◆ Task to carry out
Return the whole listing, line for line, without the pictures in it.

◆ Data to use

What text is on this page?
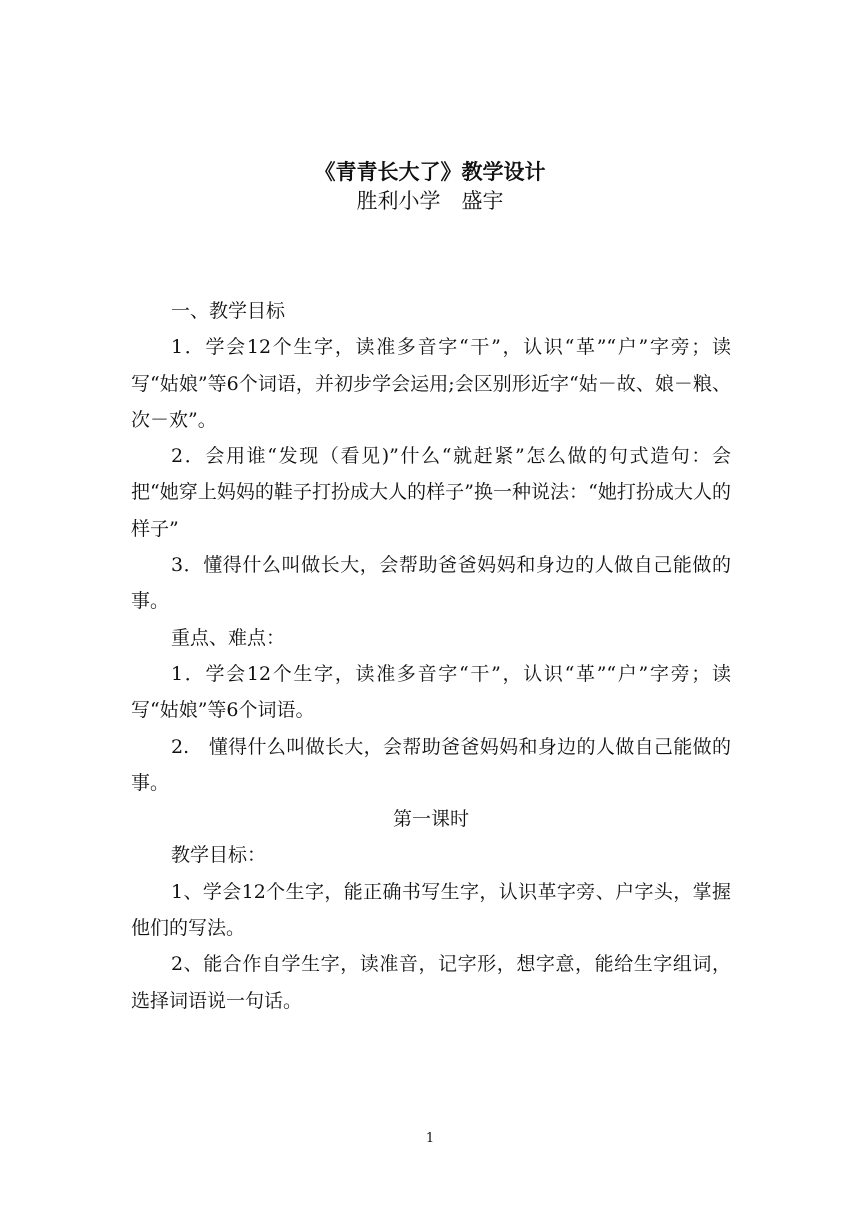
《青青长大了》教学设计
胜利小学　盛宇

一、教学目标

1．学会12个生字，读准多音字“干”，认识“革”“户”字旁；读写“姑娘”等6个词语，并初步学会运用;会区别形近字“姑－故、娘－粮、次－欢”。

2．会用谁“发现（看见)”什么“就赶紧”怎么做的句式造句：会把“她穿上妈妈的鞋子打扮成大人的样子”换一种说法：“她打扮成大人的样子”

3．懂得什么叫做长大，会帮助爸爸妈妈和身边的人做自己能做的事。

重点、难点：

1．学会12个生字，读准多音字“干”，认识“革”“户”字旁；读写“姑娘”等6个词语。

2.　懂得什么叫做长大，会帮助爸爸妈妈和身边的人做自己能做的事。

第一课时

教学目标：

1、学会12个生字，能正确书写生字，认识革字旁、户字头，掌握他们的写法。

2、能合作自学生字，读准音，记字形，想字意，能给生字组词，选择词语说一句话。

1
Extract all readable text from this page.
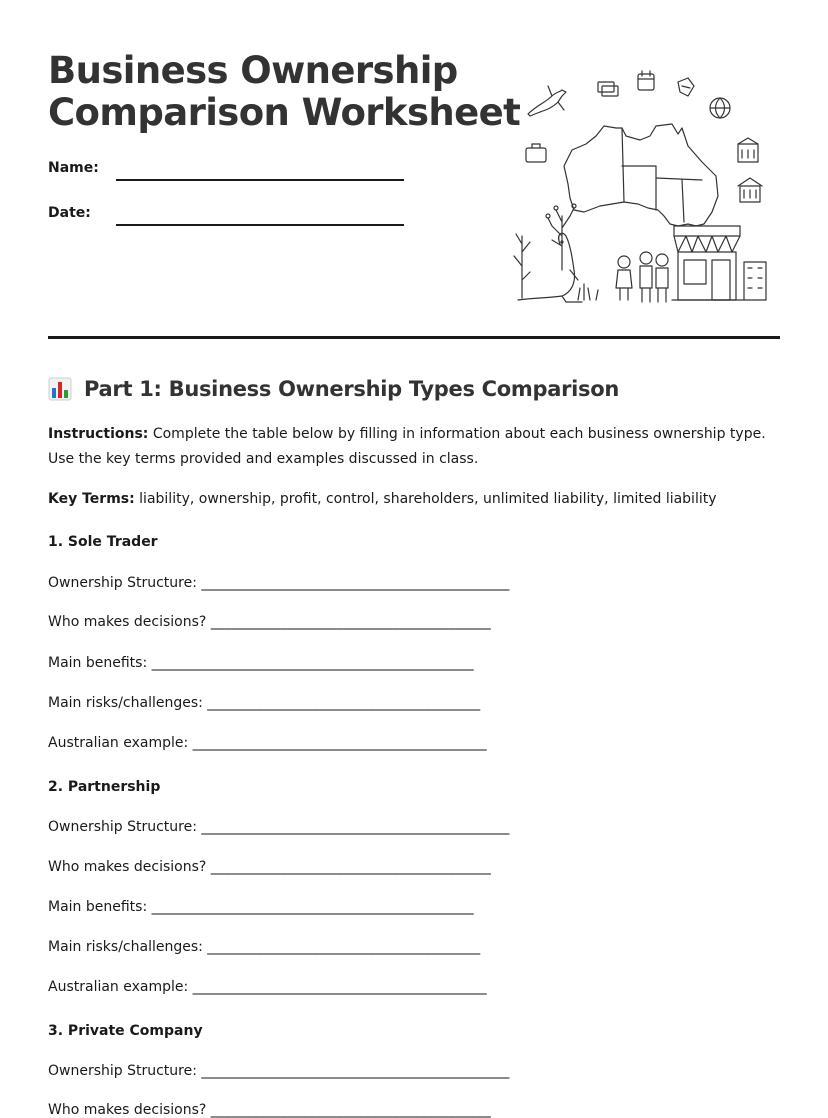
Business Ownership
Comparison Worksheet
Name:
Date:
Part 1: Business Ownership Types Comparison

Instructions: Complete the table below by filling in information about each business ownership type. Use the key terms provided and examples discussed in class.

Key Terms: liability, ownership, profit, control, shareholders, unlimited liability, limited liability

1. Sole Trader

Ownership Structure: ____________________________________________

Who makes decisions? ________________________________________

Main benefits: ______________________________________________

Main risks/challenges: _______________________________________

Australian example: __________________________________________

2. Partnership

Ownership Structure: ____________________________________________

Who makes decisions? ________________________________________

Main benefits: ______________________________________________

Main risks/challenges: _______________________________________

Australian example: __________________________________________

3. Private Company

Ownership Structure: ____________________________________________

Who makes decisions? ________________________________________
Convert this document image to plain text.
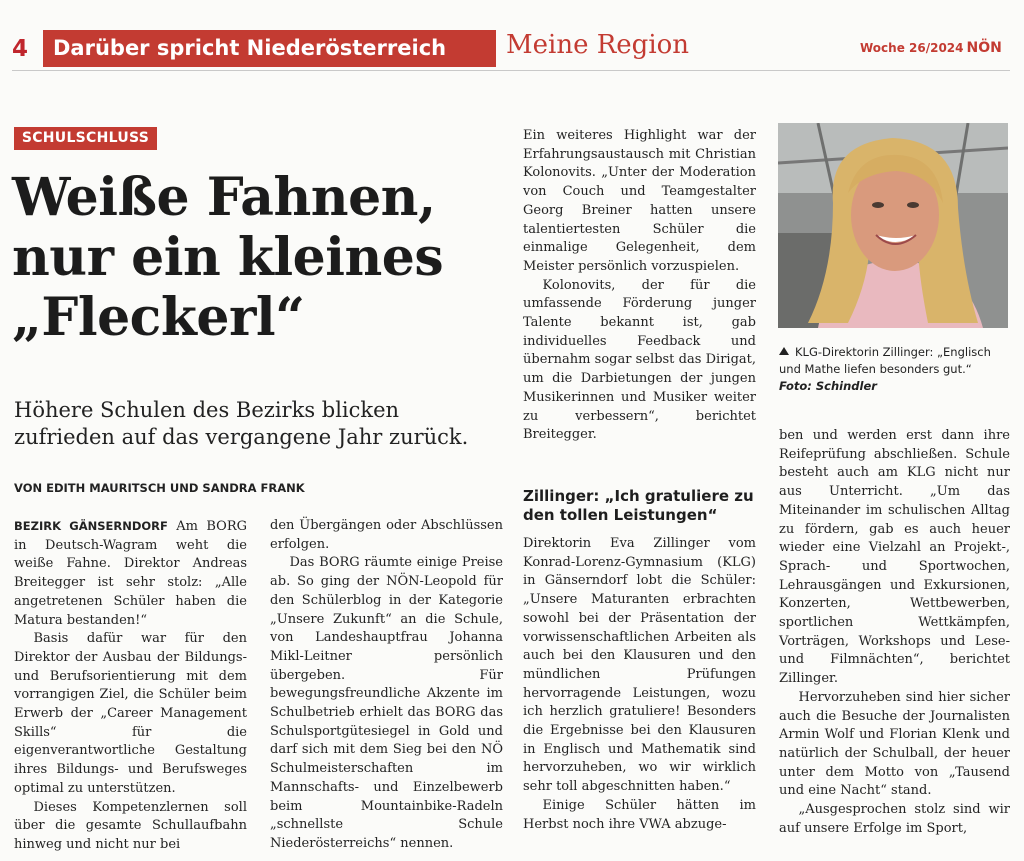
4	Darüber spricht Niederösterreich	Meine Region	Woche 26/2024 NÖN
SCHULSCHLUSS
Weiße Fahnen,
nur ein kleines
„Fleckerl“
Höhere Schulen des Bezirks blicken
zufrieden auf das vergangene Jahr zurück.
VON EDITH MAURITSCH UND SANDRA FRANK

BEZIRK GÄNSERNDORF Am BORG in Deutsch-Wagram weht die weiße Fahne. Direktor Andreas Breitegger ist sehr stolz: „Alle angetretenen Schüler haben die Matura bestanden!“

Basis dafür war für den Direktor der Ausbau der Bildungs- und Berufsorientierung mit dem vorrangigen Ziel, die Schüler beim Erwerb der „Career Management Skills“ für die eigenverantwortliche Gestaltung ihres Bildungs- und Berufsweges optimal zu unterstützen.

Dieses Kompetenzlernen soll über die gesamte Schullaufbahn hinweg und nicht nur bei

den Übergängen oder Abschlüssen erfolgen.

Das BORG räumte einige Preise ab. So ging der NÖN-Leopold für den Schülerblog in der Kategorie „Unsere Zukunft“ an die Schule, von Landeshauptfrau Johanna Mikl-Leitner persönlich übergeben. Für bewegungsfreundliche Akzente im Schulbetrieb erhielt das BORG das Schulsportgütesiegel in Gold und darf sich mit dem Sieg bei den NÖ Schulmeisterschaften im Mannschafts- und Einzelbewerb beim Mountainbike-Radeln „schnellste Schule Niederösterreichs“ nennen.

Ein weiteres Highlight war der Erfahrungsaustausch mit Christian Kolonovits. „Unter der Moderation von Couch und Teamgestalter Georg Breiner hatten unsere talentiertesten Schüler die einmalige Gelegenheit, dem Meister persönlich vorzuspielen.

Kolonovits, der für die umfassende Förderung junger Talente bekannt ist, gab individuelles Feedback und übernahm sogar selbst das Dirigat, um die Darbietungen der jungen Musikerinnen und Musiker weiter zu verbessern“, berichtet Breitegger.

Zillinger: „Ich gratuliere zu den tollen Leistungen“

Direktorin Eva Zillinger vom Konrad-Lorenz-Gymnasium (KLG) in Gänserndorf lobt die Schüler: „Unsere Maturanten erbrachten sowohl bei der Präsentation der vorwissenschaftlichen Arbeiten als auch bei den Klausuren und den mündlichen Prüfungen hervorragende Leistungen, wozu ich herzlich gratuliere! Besonders die Ergebnisse bei den Klausuren in Englisch und Mathematik sind hervorzuheben, wo wir wirklich sehr toll abgeschnitten haben.“

Einige Schüler hätten im Herbst noch ihre VWA abzuge-

ben und werden erst dann ihre Reifeprüfung abschließen. Schule besteht auch am KLG nicht nur aus Unterricht. „Um das Miteinander im schulischen Alltag zu fördern, gab es auch heuer wieder eine Vielzahl an Projekt-, Sprach- und Sportwochen, Lehrausgängen und Exkursionen, Konzerten, Wettbewerben, sportlichen Wettkämpfen, Vorträgen, Workshops und Lese- und Filmnächten“, berichtet Zillinger.

Hervorzuheben sind hier sicher auch die Besuche der Journalisten Armin Wolf und Florian Klenk und natürlich der Schulball, der heuer unter dem Motto von „Tausend und eine Nacht“ stand.

„Ausgesprochen stolz sind wir auf unsere Erfolge im Sport,

KLG-Direktorin Zillinger: „Englisch und Mathe liefen besonders gut.“
Foto: Schindler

◆ Answer to the exercise
What text is on this page?
《青青长大了》教学设计
胜利小学　盛宇

一、教学目标

1．学会12个生字，读准多音字“干”，认识“革”“户”字旁；读写“姑娘”等6个词语，并初步学会运用;会区别形近字“姑－故、娘－粮、次－欢”。

2．会用谁“发现（看见)”什么“就赶紧”怎么做的句式造句：会把“她穿上妈妈的鞋子打扮成大人的样子”换一种说法：“她打扮成大人的样子”

3．懂得什么叫做长大，会帮助爸爸妈妈和身边的人做自己能做的事。

重点、难点：

1．学会12个生字，读准多音字“干”，认识“革”“户”字旁；读写“姑娘”等6个词语。

2.　懂得什么叫做长大，会帮助爸爸妈妈和身边的人做自己能做的事。

第一课时

教学目标：

1、学会12个生字，能正确书写生字，认识革字旁、户字头，掌握他们的写法。

2、能合作自学生字，读准音，记字形，想字意，能给生字组词，选择词语说一句话。

1
Extract all readable text from this page.
Business Ownership
Comparison Worksheet
Name:
Date:
Part 1: Business Ownership Types Comparison

Instructions: Complete the table below by filling in information about each business ownership type. Use the key terms provided and examples discussed in class.

Key Terms: liability, ownership, profit, control, shareholders, unlimited liability, limited liability

1. Sole Trader

Ownership Structure: ____________________________________________

Who makes decisions? ________________________________________

Main benefits: ______________________________________________

Main risks/challenges: _______________________________________

Australian example: __________________________________________

2. Partnership

Ownership Structure: ____________________________________________

Who makes decisions? ________________________________________

Main benefits: ______________________________________________

Main risks/challenges: _______________________________________

Australian example: __________________________________________

3. Private Company

Ownership Structure: ____________________________________________

Who makes decisions? ________________________________________
Convert this document image to plain text.
4	Darüber spricht Niederösterreich	Meine Region	Woche 26/2024 NÖN
SCHULSCHLUSS
Weiße Fahnen,
nur ein kleines
„Fleckerl“
Höhere Schulen des Bezirks blicken
zufrieden auf das vergangene Jahr zurück.
VON EDITH MAURITSCH UND SANDRA FRANK

BEZIRK GÄNSERNDORF Am BORG in Deutsch-Wagram weht die weiße Fahne. Direktor Andreas Breitegger ist sehr stolz: „Alle angetretenen Schüler haben die Matura bestanden!“

Basis dafür war für den Direktor der Ausbau der Bildungs- und Berufsorientierung mit dem vorrangigen Ziel, die Schüler beim Erwerb der „Career Management Skills“ für die eigenverantwortliche Gestaltung ihres Bildungs- und Berufsweges optimal zu unterstützen.

Dieses Kompetenzlernen soll über die gesamte Schullaufbahn hinweg und nicht nur bei

den Übergängen oder Abschlüssen erfolgen.

Das BORG räumte einige Preise ab. So ging der NÖN-Leopold für den Schülerblog in der Kategorie „Unsere Zukunft“ an die Schule, von Landeshauptfrau Johanna Mikl-Leitner persönlich übergeben. Für bewegungsfreundliche Akzente im Schulbetrieb erhielt das BORG das Schulsportgütesiegel in Gold und darf sich mit dem Sieg bei den NÖ Schulmeisterschaften im Mannschafts- und Einzelbewerb beim Mountainbike-Radeln „schnellste Schule Niederösterreichs“ nennen.

Ein weiteres Highlight war der Erfahrungsaustausch mit Christian Kolonovits. „Unter der Moderation von Couch und Teamgestalter Georg Breiner hatten unsere talentiertesten Schüler die einmalige Gelegenheit, dem Meister persönlich vorzuspielen.

Kolonovits, der für die umfassende Förderung junger Talente bekannt ist, gab individuelles Feedback und übernahm sogar selbst das Dirigat, um die Darbietungen der jungen Musikerinnen und Musiker weiter zu verbessern“, berichtet Breitegger.

Zillinger: „Ich gratuliere zu den tollen Leistungen“

Direktorin Eva Zillinger vom Konrad-Lorenz-Gymnasium (KLG) in Gänserndorf lobt die Schüler: „Unsere Maturanten erbrachten sowohl bei der Präsentation der vorwissenschaftlichen Arbeiten als auch bei den Klausuren und den mündlichen Prüfungen hervorragende Leistungen, wozu ich herzlich gratuliere! Besonders die Ergebnisse bei den Klausuren in Englisch und Mathematik sind hervorzuheben, wo wir wirklich sehr toll abgeschnitten haben.“

Einige Schüler hätten im Herbst noch ihre VWA abzuge-

ben und werden erst dann ihre Reifeprüfung abschließen. Schule besteht auch am KLG nicht nur aus Unterricht. „Um das Miteinander im schulischen Alltag zu fördern, gab es auch heuer wieder eine Vielzahl an Projekt-, Sprach- und Sportwochen, Lehrausgängen und Exkursionen, Konzerten, Wettbewerben, sportlichen Wettkämpfen, Vorträgen, Workshops und Lese- und Filmnächten“, berichtet Zillinger.

Hervorzuheben sind hier sicher auch die Besuche der Journalisten Armin Wolf und Florian Klenk und natürlich der Schulball, der heuer unter dem Motto von „Tausend und eine Nacht“ stand.

„Ausgesprochen stolz sind wir auf unsere Erfolge im Sport,

KLG-Direktorin Zillinger: „Englisch und Mathe liefen besonders gut.“
Foto: Schindler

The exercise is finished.